PAGE
----------------
2.6 Artificial Neural Network

ANN has always been a research hotspot in the field of artificial intelligence. It is to imitate people’s thinking ability to learn data so as to achieve the purpose of analysis. Artificial neural network includes three parts: input layer, middle layer and output layer. In the model, the data sample enters the input layer through the weighted combination of different weights, then goes through the middle layer processing, and finally gets the result from the output layer. With different weights and activation functions, the output of the model may be very different. In recent years, with the development of artificial neural network, it is widely used in different fields, such as image recognition, intelligent machine and risk prediction.
----------------
WRITTEN PROBLEM 1
In the section on artificial neural networks, what three parts does an artificial neural network include?
WRITTEN PROBLEM 2
Summarize the artificial neural network section in two sentences.
WRITTEN PROBLEM 3
Rewrite everything in the neural network section from "2.6 Artificial Neural" down to "and risk prediction.", changing "middle layer" to "hidden layer".

AVAILABLE DATA
----------------
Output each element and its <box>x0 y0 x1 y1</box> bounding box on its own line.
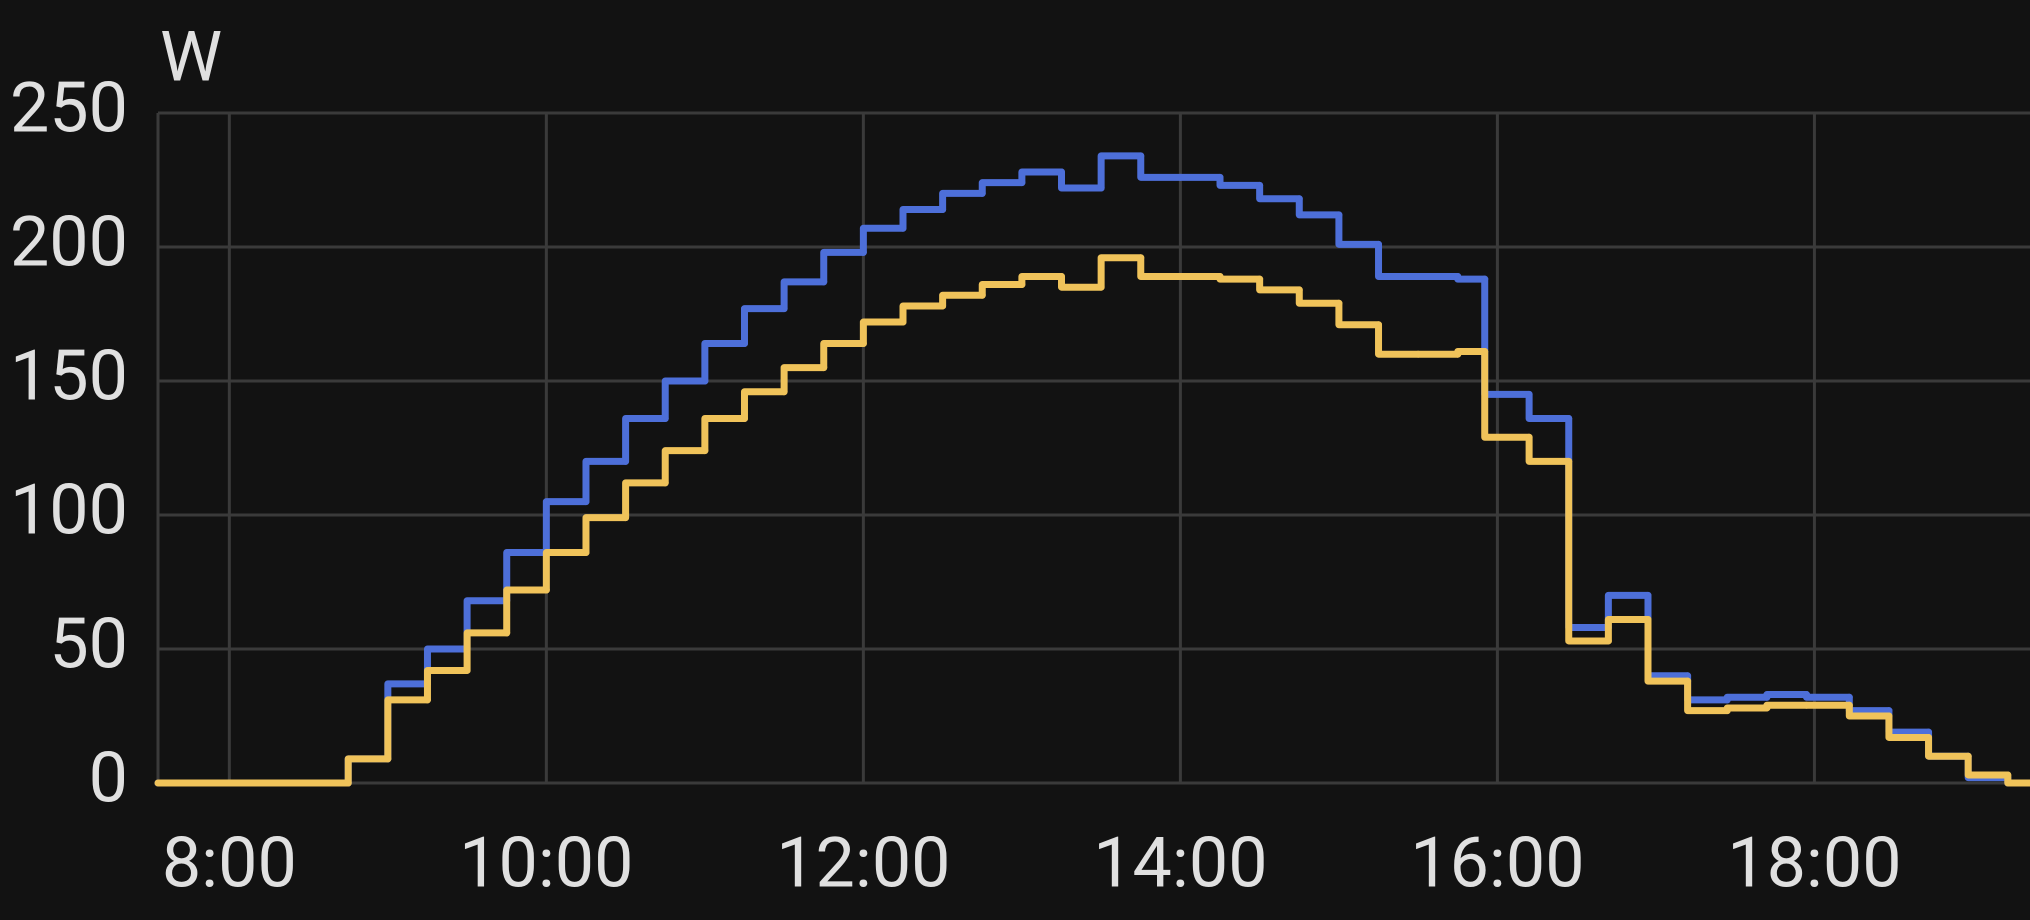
----------------
TASK RESULT 1
An input layer, a middle layer and an output layer.

TASK RESULT 2
An artificial neural network, long a research hotspot in artificial intelligence, imitates people's thinking ability to learn data, and it consists of an input layer, a middle layer and an output layer, with results that can vary greatly depending on the weights and activation functions used. As the technology has developed, it has come to be widely used in fields such as image recognition, intelligent machines and risk prediction.

TASK RESULT 3
2.6 Artificial Neural Network

ANN has always been a research hotspot in the field of artificial intelligence. It is to imitate people’s thinking ability to learn data so as to achieve the purpose of analysis. Artificial neural network includes three parts: input layer, hidden layer and output layer. In the model, the data sample enters the input layer through the weighted combination of different weights, then goes through the hidden layer processing, and finally gets the result from the output layer. With different weights and activation functions, the output of the model may be very different. In recent years, with the development of artificial neural network, it is widely used in different fields, such as image recognition, intelligent machine and risk prediction.